## What to work on
Reproduce this listing in full.

================

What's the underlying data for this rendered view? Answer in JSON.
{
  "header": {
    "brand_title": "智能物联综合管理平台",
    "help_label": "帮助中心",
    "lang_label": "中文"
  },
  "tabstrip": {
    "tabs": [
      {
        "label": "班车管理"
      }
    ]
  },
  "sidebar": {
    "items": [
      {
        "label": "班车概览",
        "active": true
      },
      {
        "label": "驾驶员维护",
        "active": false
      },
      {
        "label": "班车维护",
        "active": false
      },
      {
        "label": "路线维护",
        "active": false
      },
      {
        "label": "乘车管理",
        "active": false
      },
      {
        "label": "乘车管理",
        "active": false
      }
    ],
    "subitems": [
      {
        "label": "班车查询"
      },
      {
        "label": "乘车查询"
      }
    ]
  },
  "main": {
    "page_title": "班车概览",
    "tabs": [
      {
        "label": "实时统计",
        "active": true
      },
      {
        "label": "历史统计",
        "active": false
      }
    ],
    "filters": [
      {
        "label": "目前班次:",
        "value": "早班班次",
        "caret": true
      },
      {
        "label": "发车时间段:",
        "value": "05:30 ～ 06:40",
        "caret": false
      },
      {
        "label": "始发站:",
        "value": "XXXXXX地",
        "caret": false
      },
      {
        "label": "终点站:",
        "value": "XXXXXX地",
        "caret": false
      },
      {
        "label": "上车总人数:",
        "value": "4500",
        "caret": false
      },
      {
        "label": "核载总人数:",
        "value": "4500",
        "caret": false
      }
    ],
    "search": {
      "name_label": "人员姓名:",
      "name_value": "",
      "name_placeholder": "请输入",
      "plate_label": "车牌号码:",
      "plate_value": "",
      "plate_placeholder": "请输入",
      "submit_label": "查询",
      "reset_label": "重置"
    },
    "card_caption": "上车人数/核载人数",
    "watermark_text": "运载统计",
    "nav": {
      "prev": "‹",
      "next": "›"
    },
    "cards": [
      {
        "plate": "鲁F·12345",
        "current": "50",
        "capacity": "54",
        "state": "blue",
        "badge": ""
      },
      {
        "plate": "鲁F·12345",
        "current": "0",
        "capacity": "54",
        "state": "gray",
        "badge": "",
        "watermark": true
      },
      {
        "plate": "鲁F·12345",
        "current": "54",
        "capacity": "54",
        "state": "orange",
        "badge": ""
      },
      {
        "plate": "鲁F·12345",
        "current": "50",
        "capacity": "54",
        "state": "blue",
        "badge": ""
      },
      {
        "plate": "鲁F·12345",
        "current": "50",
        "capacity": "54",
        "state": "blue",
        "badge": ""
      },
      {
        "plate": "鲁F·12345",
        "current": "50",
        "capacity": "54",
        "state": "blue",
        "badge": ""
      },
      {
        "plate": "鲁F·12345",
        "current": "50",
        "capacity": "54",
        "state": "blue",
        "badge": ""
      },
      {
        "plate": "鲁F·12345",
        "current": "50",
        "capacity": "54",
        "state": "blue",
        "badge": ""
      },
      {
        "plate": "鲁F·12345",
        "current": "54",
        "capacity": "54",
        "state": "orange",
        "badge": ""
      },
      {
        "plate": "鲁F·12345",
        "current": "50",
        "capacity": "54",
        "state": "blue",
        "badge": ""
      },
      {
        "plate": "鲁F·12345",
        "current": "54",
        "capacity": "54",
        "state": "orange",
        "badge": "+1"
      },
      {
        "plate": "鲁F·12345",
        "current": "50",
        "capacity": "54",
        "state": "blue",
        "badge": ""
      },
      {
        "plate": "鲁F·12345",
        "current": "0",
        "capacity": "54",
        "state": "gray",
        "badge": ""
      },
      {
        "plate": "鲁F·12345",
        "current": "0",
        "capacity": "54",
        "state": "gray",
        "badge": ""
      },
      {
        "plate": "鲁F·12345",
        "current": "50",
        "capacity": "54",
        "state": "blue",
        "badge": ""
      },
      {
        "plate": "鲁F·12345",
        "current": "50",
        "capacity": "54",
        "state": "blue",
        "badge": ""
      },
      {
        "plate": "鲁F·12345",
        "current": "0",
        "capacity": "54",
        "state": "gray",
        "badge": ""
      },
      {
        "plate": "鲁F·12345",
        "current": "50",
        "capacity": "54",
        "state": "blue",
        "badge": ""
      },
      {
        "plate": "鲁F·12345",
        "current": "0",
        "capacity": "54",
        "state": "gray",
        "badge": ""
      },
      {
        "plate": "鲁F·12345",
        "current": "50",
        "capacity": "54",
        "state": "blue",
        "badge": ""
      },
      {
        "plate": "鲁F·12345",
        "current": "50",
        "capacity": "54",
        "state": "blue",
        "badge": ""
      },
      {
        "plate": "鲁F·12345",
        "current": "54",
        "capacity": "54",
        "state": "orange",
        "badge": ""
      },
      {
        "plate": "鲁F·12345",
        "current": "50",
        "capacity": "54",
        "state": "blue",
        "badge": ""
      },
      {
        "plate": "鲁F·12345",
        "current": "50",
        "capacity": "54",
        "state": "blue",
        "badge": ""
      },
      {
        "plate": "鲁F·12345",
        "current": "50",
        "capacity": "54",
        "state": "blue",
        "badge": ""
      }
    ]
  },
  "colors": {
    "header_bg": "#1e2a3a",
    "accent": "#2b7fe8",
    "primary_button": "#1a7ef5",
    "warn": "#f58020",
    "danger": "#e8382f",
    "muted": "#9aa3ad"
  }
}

================

## Exercise solution
What's the underlying data for this rendered view? Answer in JSON.
{
  "header": {
    "brand_title": "智能物联综合管理平台",
    "help_label": "帮助中心",
    "lang_label": "中文"
  },
  "tabstrip": {
    "tabs": [
      {
        "label": "班车管理"
      }
    ]
  },
  "sidebar": {
    "items": [
      {
        "label": "班车概览",
        "active": true
      },
      {
        "label": "驾驶员维护",
        "active": false
      },
      {
        "label": "班车维护",
        "active": false
      },
      {
        "label": "路线维护",
        "active": false
      },
      {
        "label": "乘车管理",
        "active": false
      },
      {
        "label": "乘车管理",
        "active": false
      }
    ],
    "subitems": [
      {
        "label": "班车查询"
      },
      {
        "label": "乘车查询"
      }
    ]
  },
  "main": {
    "page_title": "班车概览",
    "tabs": [
      {
        "label": "实时统计",
        "active": true
      },
      {
        "label": "历史统计",
        "active": false
      }
    ],
    "filters": [
      {
        "label": "目前班次:",
        "value": "早班班次",
        "caret": true
      },
      {
        "label": "发车时间段:",
        "value": "05:30 ～ 06:40",
        "caret": false
      },
      {
        "label": "始发站:",
        "value": "XXXXXX地",
        "caret": false
      },
      {
        "label": "终点站:",
        "value": "XXXXXX地",
        "caret": false
      },
      {
        "label": "上车总人数:",
        "value": "4500",
        "caret": false
      },
      {
        "label": "核载总人数:",
        "value": "4500",
        "caret": false
      }
    ],
    "search": {
      "name_label": "人员姓名:",
      "name_value": "",
      "name_placeholder": "请输入",
      "plate_label": "车牌号码:",
      "plate_value": "",
      "plate_placeholder": "请输入",
      "submit_label": "查询",
      "reset_label": "重置"
    },
    "card_caption": "上车人数/核载人数",
    "watermark_text": "运载统计",
    "nav": {
      "prev": "‹",
      "next": "›"
    },
    "cards": [
      {
        "plate": "鲁F·12345",
        "current": "50",
        "capacity": "54",
        "state": "blue",
        "badge": ""
      },
      {
        "plate": "鲁F·12345",
        "current": "0",
        "capacity": "54",
        "state": "gray",
        "badge": "",
        "watermark": true
      },
      {
        "plate": "鲁F·12345",
        "current": "54",
        "capacity": "54",
        "state": "orange",
        "badge": ""
      },
      {
        "plate": "鲁F·12345",
        "current": "50",
        "capacity": "54",
        "state": "blue",
        "badge": ""
      },
      {
        "plate": "鲁F·12345",
        "current": "50",
        "capacity": "54",
        "state": "blue",
        "badge": ""
      },
      {
        "plate": "鲁F·12345",
        "current": "50",
        "capacity": "54",
        "state": "blue",
        "badge": ""
      },
      {
        "plate": "鲁F·12345",
        "current": "50",
        "capacity": "54",
        "state": "blue",
        "badge": ""
      },
      {
        "plate": "鲁F·12345",
        "current": "50",
        "capacity": "54",
        "state": "blue",
        "badge": ""
      },
      {
        "plate": "鲁F·12345",
        "current": "54",
        "capacity": "54",
        "state": "orange",
        "badge": ""
      },
      {
        "plate": "鲁F·12345",
        "current": "50",
        "capacity": "54",
        "state": "blue",
        "badge": ""
      },
      {
        "plate": "鲁F·12345",
        "current": "54",
        "capacity": "54",
        "state": "orange",
        "badge": "+1"
      },
      {
        "plate": "鲁F·12345",
        "current": "50",
        "capacity": "54",
        "state": "blue",
        "badge": ""
      },
      {
        "plate": "鲁F·12345",
        "current": "0",
        "capacity": "54",
        "state": "gray",
        "badge": ""
      },
      {
        "plate": "鲁F·12345",
        "current": "0",
        "capacity": "54",
        "state": "gray",
        "badge": ""
      },
      {
        "plate": "鲁F·12345",
        "current": "50",
        "capacity": "54",
        "state": "blue",
        "badge": ""
      },
      {
        "plate": "鲁F·12345",
        "current": "50",
        "capacity": "54",
        "state": "blue",
        "badge": ""
      },
      {
        "plate": "鲁F·12345",
        "current": "0",
        "capacity": "54",
        "state": "gray",
        "badge": ""
      },
      {
        "plate": "鲁F·12345",
        "current": "50",
        "capacity": "54",
        "state": "blue",
        "badge": ""
      },
      {
        "plate": "鲁F·12345",
        "current": "0",
        "capacity": "54",
        "state": "gray",
        "badge": ""
      },
      {
        "plate": "鲁F·12345",
        "current": "50",
        "capacity": "54",
        "state": "blue",
        "badge": ""
      },
      {
        "plate": "鲁F·12345",
        "current": "50",
        "capacity": "54",
        "state": "blue",
        "badge": ""
      },
      {
        "plate": "鲁F·12345",
        "current": "54",
        "capacity": "54",
        "state": "orange",
        "badge": ""
      },
      {
        "plate": "鲁F·12345",
        "current": "50",
        "capacity": "54",
        "state": "blue",
        "badge": ""
      },
      {
        "plate": "鲁F·12345",
        "current": "50",
        "capacity": "54",
        "state": "blue",
        "badge": ""
      },
      {
        "plate": "鲁F·12345",
        "current": "50",
        "capacity": "54",
        "state": "blue",
        "badge": ""
      }
    ]
  },
  "colors": {
    "header_bg": "#1e2a3a",
    "accent": "#2b7fe8",
    "primary_button": "#1a7ef5",
    "warn": "#f58020",
    "danger": "#e8382f",
    "muted": "#9aa3ad"
  }
}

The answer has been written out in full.